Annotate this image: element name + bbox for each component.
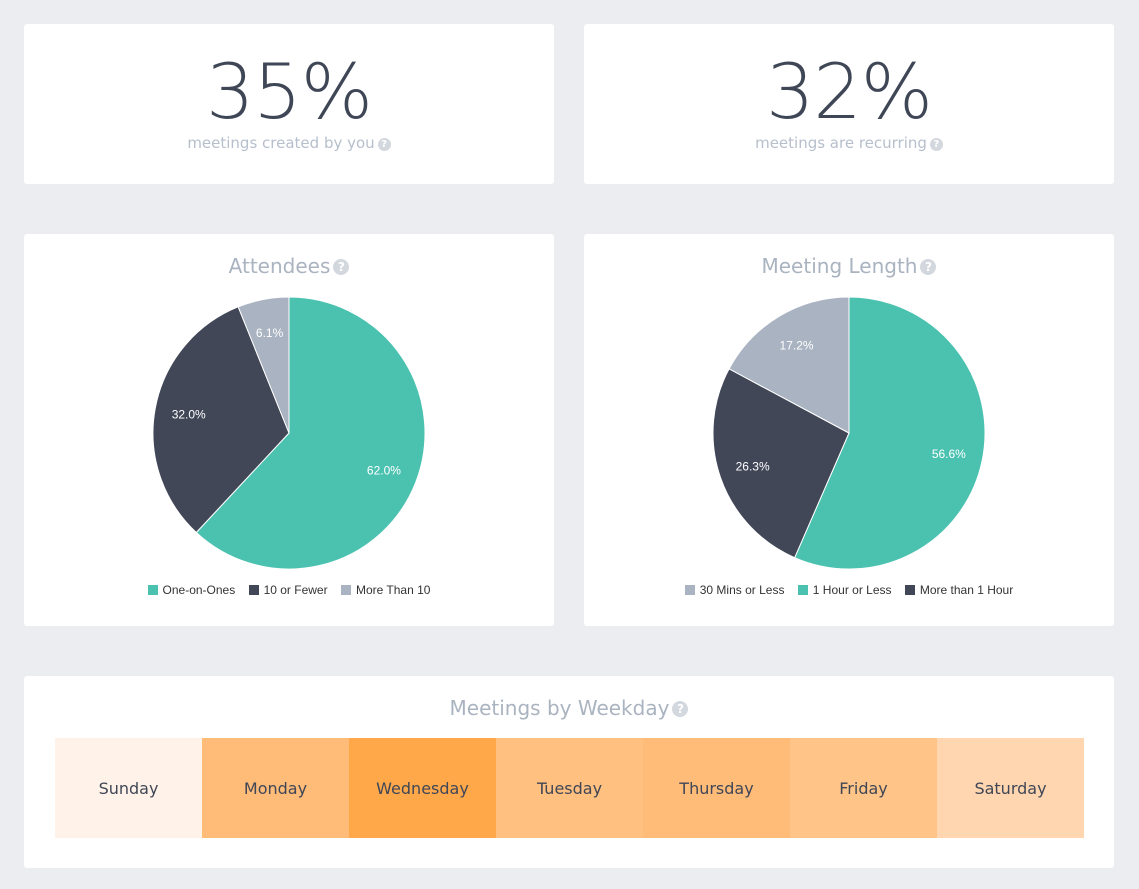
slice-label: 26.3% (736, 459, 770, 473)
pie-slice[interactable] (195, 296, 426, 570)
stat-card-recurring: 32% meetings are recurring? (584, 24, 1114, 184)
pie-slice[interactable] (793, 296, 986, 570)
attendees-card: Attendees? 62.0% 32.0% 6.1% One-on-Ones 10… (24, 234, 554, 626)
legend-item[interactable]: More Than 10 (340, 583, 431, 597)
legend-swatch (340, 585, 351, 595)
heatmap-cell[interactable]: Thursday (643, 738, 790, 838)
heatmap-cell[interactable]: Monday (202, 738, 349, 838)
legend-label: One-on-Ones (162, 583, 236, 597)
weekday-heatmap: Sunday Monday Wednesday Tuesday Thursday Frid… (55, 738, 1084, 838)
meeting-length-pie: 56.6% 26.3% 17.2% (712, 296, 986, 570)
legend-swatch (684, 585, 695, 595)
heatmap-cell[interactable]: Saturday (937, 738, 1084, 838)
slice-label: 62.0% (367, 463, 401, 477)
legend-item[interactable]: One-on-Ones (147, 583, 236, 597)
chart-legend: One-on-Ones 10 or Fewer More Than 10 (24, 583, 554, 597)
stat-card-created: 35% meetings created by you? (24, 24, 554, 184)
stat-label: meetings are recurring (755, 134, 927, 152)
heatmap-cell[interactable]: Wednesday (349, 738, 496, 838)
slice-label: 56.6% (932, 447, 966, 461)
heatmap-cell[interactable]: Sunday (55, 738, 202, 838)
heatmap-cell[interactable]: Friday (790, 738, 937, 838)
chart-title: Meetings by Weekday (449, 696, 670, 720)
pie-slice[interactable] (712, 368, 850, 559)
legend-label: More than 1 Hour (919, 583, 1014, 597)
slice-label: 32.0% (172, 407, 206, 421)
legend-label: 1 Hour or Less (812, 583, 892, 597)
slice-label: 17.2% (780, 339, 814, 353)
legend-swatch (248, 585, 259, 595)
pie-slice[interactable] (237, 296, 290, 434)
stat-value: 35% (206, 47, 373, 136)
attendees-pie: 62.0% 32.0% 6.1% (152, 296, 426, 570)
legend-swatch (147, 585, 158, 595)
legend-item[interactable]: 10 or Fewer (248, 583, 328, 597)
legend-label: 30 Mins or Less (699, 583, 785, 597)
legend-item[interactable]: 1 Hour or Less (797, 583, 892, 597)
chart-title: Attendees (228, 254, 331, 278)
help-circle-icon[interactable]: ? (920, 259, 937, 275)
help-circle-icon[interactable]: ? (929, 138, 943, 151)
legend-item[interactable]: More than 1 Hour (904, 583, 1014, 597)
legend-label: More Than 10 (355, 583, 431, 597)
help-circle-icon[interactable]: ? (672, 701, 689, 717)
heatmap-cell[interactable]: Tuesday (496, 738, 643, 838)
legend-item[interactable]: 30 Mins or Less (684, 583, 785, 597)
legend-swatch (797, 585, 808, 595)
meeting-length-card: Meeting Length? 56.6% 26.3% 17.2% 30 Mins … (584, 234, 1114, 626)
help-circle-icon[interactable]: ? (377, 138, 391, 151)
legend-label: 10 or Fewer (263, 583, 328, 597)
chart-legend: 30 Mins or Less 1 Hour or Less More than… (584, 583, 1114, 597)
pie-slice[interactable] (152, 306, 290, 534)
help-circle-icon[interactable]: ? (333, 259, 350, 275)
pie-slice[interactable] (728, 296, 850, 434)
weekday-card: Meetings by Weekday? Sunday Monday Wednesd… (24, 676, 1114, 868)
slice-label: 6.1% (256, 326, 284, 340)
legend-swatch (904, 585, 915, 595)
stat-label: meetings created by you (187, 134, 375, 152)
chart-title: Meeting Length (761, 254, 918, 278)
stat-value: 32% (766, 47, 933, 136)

::::::

Copy every row above word for word. Leave out the picture line.

**Task response**
Annotate this image: element name + bbox for each component.
slice-label: 26.3% (736, 459, 770, 473)
pie-slice[interactable] (195, 296, 426, 570)
stat-card-recurring: 32% meetings are recurring? (584, 24, 1114, 184)
pie-slice[interactable] (793, 296, 986, 570)
attendees-card: Attendees? 62.0% 32.0% 6.1% One-on-Ones 10… (24, 234, 554, 626)
legend-item[interactable]: More Than 10 (340, 583, 431, 597)
legend-swatch (340, 585, 351, 595)
heatmap-cell[interactable]: Thursday (643, 738, 790, 838)
heatmap-cell[interactable]: Monday (202, 738, 349, 838)
legend-label: One-on-Ones (162, 583, 236, 597)
weekday-heatmap: Sunday Monday Wednesday Tuesday Thursday Frid… (55, 738, 1084, 838)
meeting-length-pie: 56.6% 26.3% 17.2% (712, 296, 986, 570)
legend-swatch (684, 585, 695, 595)
heatmap-cell[interactable]: Saturday (937, 738, 1084, 838)
slice-label: 62.0% (367, 463, 401, 477)
legend-item[interactable]: One-on-Ones (147, 583, 236, 597)
chart-legend: One-on-Ones 10 or Fewer More Than 10 (24, 583, 554, 597)
stat-card-created: 35% meetings created by you? (24, 24, 554, 184)
stat-label: meetings are recurring (755, 134, 927, 152)
heatmap-cell[interactable]: Wednesday (349, 738, 496, 838)
slice-label: 56.6% (932, 447, 966, 461)
heatmap-cell[interactable]: Sunday (55, 738, 202, 838)
heatmap-cell[interactable]: Friday (790, 738, 937, 838)
chart-title: Meetings by Weekday (449, 696, 670, 720)
pie-slice[interactable] (712, 368, 850, 559)
legend-label: More than 1 Hour (919, 583, 1014, 597)
slice-label: 32.0% (172, 407, 206, 421)
legend-label: 1 Hour or Less (812, 583, 892, 597)
slice-label: 17.2% (780, 339, 814, 353)
legend-swatch (248, 585, 259, 595)
pie-slice[interactable] (237, 296, 290, 434)
stat-value: 35% (206, 47, 373, 136)
attendees-pie: 62.0% 32.0% 6.1% (152, 296, 426, 570)
legend-swatch (147, 585, 158, 595)
legend-item[interactable]: 10 or Fewer (248, 583, 328, 597)
legend-label: 30 Mins or Less (699, 583, 785, 597)
legend-item[interactable]: 1 Hour or Less (797, 583, 892, 597)
chart-title: Attendees (228, 254, 331, 278)
help-circle-icon[interactable]: ? (920, 259, 937, 275)
help-circle-icon[interactable]: ? (929, 138, 943, 151)
legend-item[interactable]: More than 1 Hour (904, 583, 1014, 597)
legend-label: More Than 10 (355, 583, 431, 597)
help-circle-icon[interactable]: ? (672, 701, 689, 717)
heatmap-cell[interactable]: Tuesday (496, 738, 643, 838)
legend-item[interactable]: 30 Mins or Less (684, 583, 785, 597)
legend-swatch (797, 585, 808, 595)
meeting-length-card: Meeting Length? 56.6% 26.3% 17.2% 30 Mins … (584, 234, 1114, 626)
help-circle-icon[interactable]: ? (377, 138, 391, 151)
legend-label: 10 or Fewer (263, 583, 328, 597)
chart-legend: 30 Mins or Less 1 Hour or Less More than… (584, 583, 1114, 597)
pie-slice[interactable] (152, 306, 290, 534)
help-circle-icon[interactable]: ? (333, 259, 350, 275)
pie-slice[interactable] (728, 296, 850, 434)
weekday-card: Meetings by Weekday? Sunday Monday Wednesd… (24, 676, 1114, 868)
slice-label: 6.1% (256, 326, 284, 340)
legend-swatch (904, 585, 915, 595)
stat-label: meetings created by you (187, 134, 375, 152)
chart-title: Meeting Length (761, 254, 918, 278)
stat-value: 32% (766, 47, 933, 136)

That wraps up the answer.